Aim of the task »
Retype verbatim the lines of the records from the line containing "line-series xyxy=(367,156,568,170)" through the final line of the records, inclusive. Reproduce only those lines.

Information supplied »

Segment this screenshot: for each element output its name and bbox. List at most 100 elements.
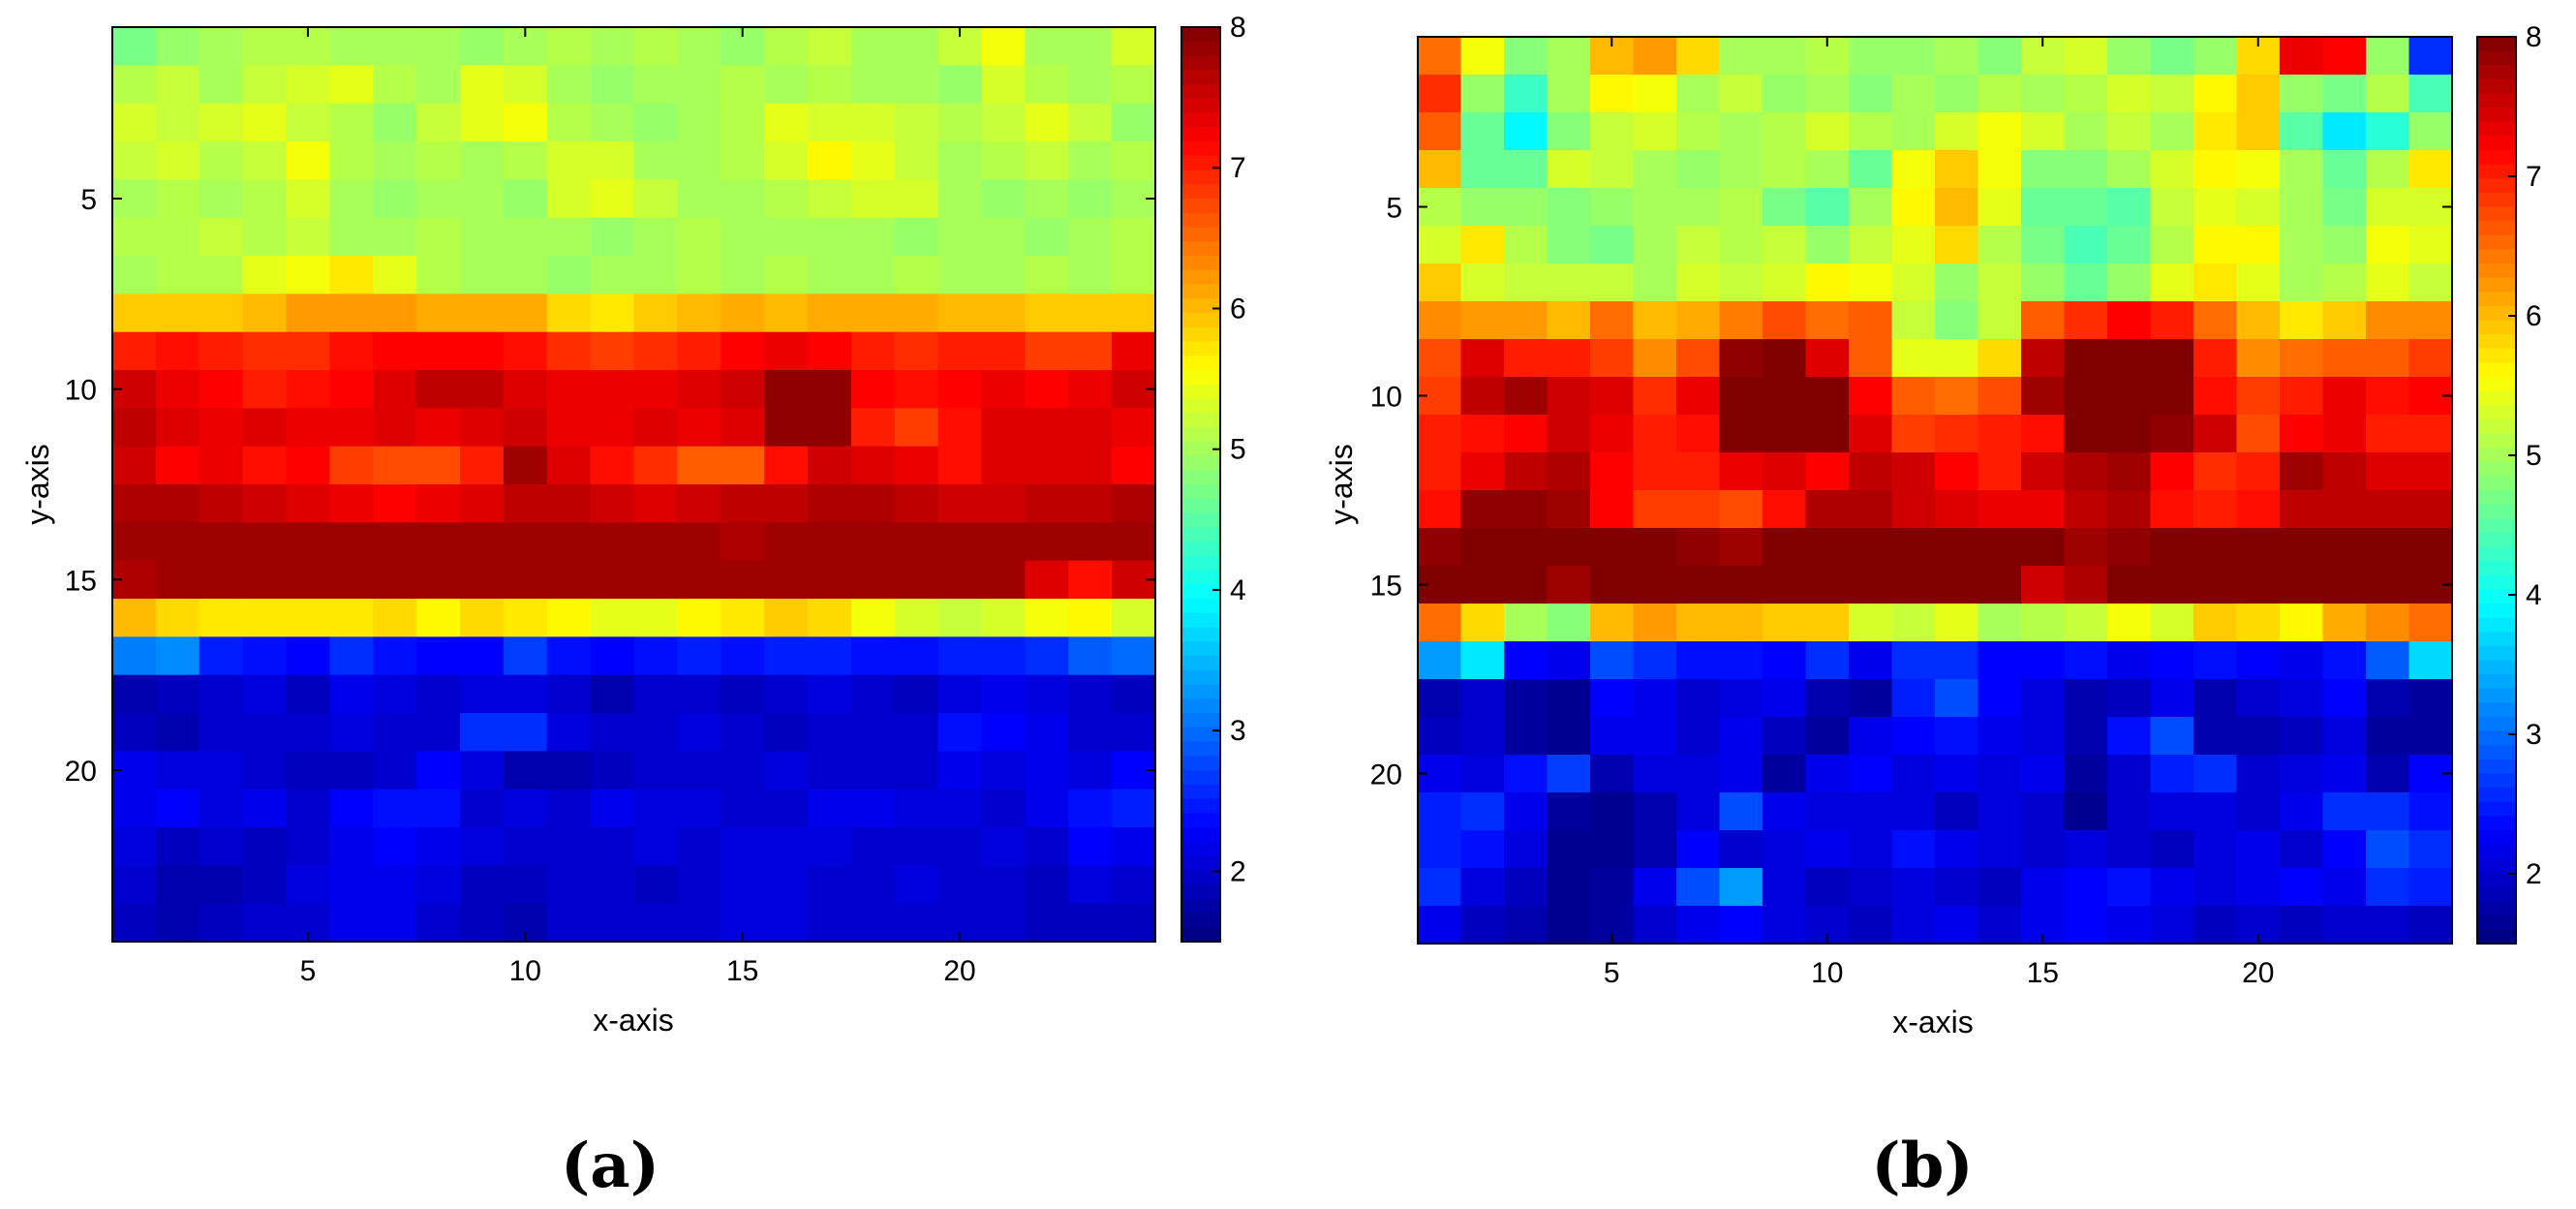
- heatmap-cell: [1719, 792, 1763, 831]
- heatmap-cell: [1935, 528, 1979, 567]
- heatmap-cell: [329, 865, 374, 905]
- heatmap-cell: [112, 484, 157, 523]
- heatmap-cell: [1068, 446, 1113, 485]
- heatmap-cell: [2280, 566, 2324, 604]
- heatmap-cell: [808, 713, 852, 752]
- heatmap-cell: [286, 408, 330, 448]
- heatmap-cell: [1590, 679, 1635, 718]
- heatmap-cell: [329, 751, 374, 790]
- heatmap-cell: [503, 522, 548, 562]
- heatmap-cell: [981, 217, 1026, 257]
- heatmap-cell: [2366, 264, 2410, 302]
- heatmap-panel-b: 5 10 15 20 5 10 15 20 x-axis y-axis 2 3 4 5 6 7 8 (b…: [1324, 21, 2542, 1202]
- heatmap-cell: [1891, 868, 1936, 907]
- heatmap-cell: [1849, 490, 1893, 529]
- heatmap-cell: [590, 484, 635, 523]
- heatmap-cell: [2150, 112, 2194, 151]
- heatmap-cell: [1891, 792, 1936, 831]
- heatmap-cell: [1805, 755, 1850, 793]
- heatmap-cell: [1068, 408, 1113, 448]
- heatmap-cell: [1590, 301, 1635, 340]
- heatmap-cell: [677, 217, 721, 257]
- heatmap-cell: [2150, 264, 2194, 302]
- heatmap-cell: [1112, 141, 1156, 180]
- heatmap-cell: [2366, 377, 2410, 416]
- heatmap-cell: [199, 370, 244, 409]
- heatmap-cell: [808, 560, 852, 600]
- colorbar-band: [1181, 813, 1220, 828]
- heatmap-cell: [1590, 604, 1635, 642]
- heatmap-cell: [2064, 528, 2108, 567]
- heatmap-cell: [1805, 339, 1850, 378]
- heatmap-cell: [329, 599, 374, 637]
- heatmap-cell: [850, 370, 896, 409]
- heatmap-cell: [1112, 713, 1156, 752]
- heatmap-cell: [1935, 301, 1979, 340]
- heatmap-cell: [590, 294, 635, 333]
- heatmap-cell: [1418, 75, 1462, 113]
- heatmap-cell: [764, 713, 809, 752]
- heatmap-cell: [546, 103, 592, 142]
- heatmap-cell: [155, 370, 200, 409]
- heatmap-cell: [286, 865, 330, 905]
- heatmap-cell: [2322, 906, 2367, 945]
- heatmap-cell: [503, 446, 548, 485]
- heatmap-cell: [1763, 37, 1807, 76]
- heatmap-cell: [721, 713, 765, 752]
- heatmap-cell: [2150, 792, 2194, 831]
- heatmap-cell: [937, 674, 983, 714]
- heatmap-cell: [894, 713, 939, 752]
- heatmap-cell: [1891, 188, 1936, 227]
- heatmap-cell: [1805, 226, 1850, 264]
- heatmap-cell: [808, 751, 852, 790]
- heatmap-cell: [2236, 717, 2281, 756]
- heatmap-cell: [1719, 830, 1763, 869]
- heatmap-cell: [937, 331, 983, 371]
- colorbar-band: [2477, 589, 2516, 604]
- heatmap-cell: [764, 522, 809, 562]
- heatmap-cell: [242, 599, 288, 637]
- heatmap-cell: [764, 217, 809, 257]
- heatmap-cell: [460, 256, 505, 294]
- heatmap-cell: [1504, 150, 1549, 189]
- heatmap-cell: [1025, 522, 1069, 562]
- heatmap-a-frame: [111, 26, 1156, 943]
- heatmap-cell: [373, 827, 417, 866]
- heatmap-cell: [1418, 339, 1462, 378]
- heatmap-cell: [2408, 415, 2453, 453]
- heatmap-cell: [199, 103, 244, 142]
- heatmap-cell: [2236, 452, 2281, 491]
- heatmap-cell: [764, 674, 809, 714]
- heatmap-cell: [2021, 679, 2066, 718]
- heatmap-cell: [460, 408, 505, 448]
- heatmap-cell: [1763, 112, 1807, 151]
- colorbar-band: [1181, 698, 1220, 714]
- colorbar-band: [1181, 484, 1220, 500]
- heatmap-cell: [1418, 528, 1462, 567]
- heatmap-cell: [1849, 755, 1893, 793]
- heatmap-cell: [112, 636, 157, 676]
- colorbar-band: [1181, 527, 1220, 542]
- heatmap-cell: [1590, 75, 1635, 113]
- heatmap-cell: [2280, 226, 2324, 264]
- heatmap-cell: [677, 713, 721, 752]
- heatmap-cell: [2236, 264, 2281, 302]
- heatmap-cell: [242, 751, 288, 790]
- colorbar-band: [2477, 645, 2516, 662]
- colorbar-band: [1181, 41, 1220, 57]
- heatmap-cell: [460, 370, 505, 409]
- heatmap-cell: [1068, 141, 1113, 180]
- heatmap-cell: [1805, 604, 1850, 642]
- heatmap-cell: [894, 903, 939, 943]
- heatmap-cell: [2150, 37, 2194, 76]
- heatmap-cell: [2280, 604, 2324, 642]
- colorbar-tick-label: 5: [2526, 440, 2542, 472]
- heatmap-cell: [850, 713, 896, 752]
- heatmap-cell: [199, 294, 244, 333]
- heatmap-cell: [1719, 415, 1763, 453]
- heatmap-cell: [373, 599, 417, 637]
- heatmap-cell: [2408, 868, 2453, 907]
- heatmap-cell: [1590, 452, 1635, 491]
- heatmap-a-y-axis-title: y-axis: [20, 444, 55, 525]
- heatmap-cell: [1719, 641, 1763, 680]
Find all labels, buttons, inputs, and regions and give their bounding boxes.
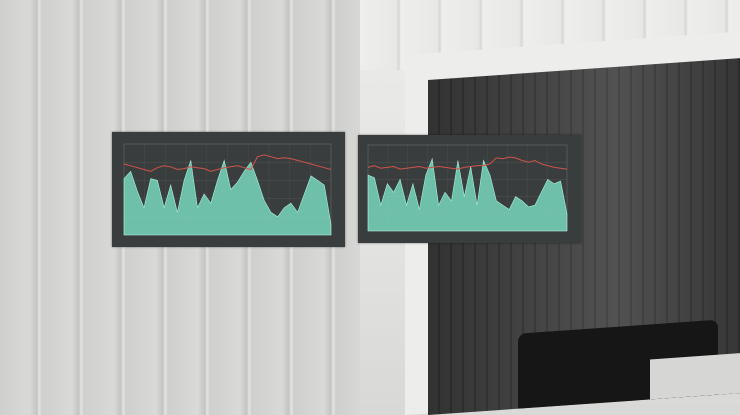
line-series xyxy=(367,156,568,170)
floor-patch xyxy=(650,353,740,400)
plot-frame xyxy=(123,143,332,236)
plot-frame xyxy=(367,144,568,232)
chart-right xyxy=(367,144,568,232)
line-series xyxy=(123,154,332,172)
chart-left xyxy=(123,143,332,236)
chart-panel-right xyxy=(358,135,581,243)
area-series xyxy=(123,159,332,236)
chart-panel-left xyxy=(112,132,345,247)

Exercise answer »
line-series xyxy=(367,156,568,170)
floor-patch xyxy=(650,353,740,400)
plot-frame xyxy=(123,143,332,236)
plot-frame xyxy=(367,144,568,232)
chart-right xyxy=(367,144,568,232)
line-series xyxy=(123,154,332,172)
chart-left xyxy=(123,143,332,236)
chart-panel-right xyxy=(358,135,581,243)
area-series xyxy=(123,159,332,236)
chart-panel-left xyxy=(112,132,345,247)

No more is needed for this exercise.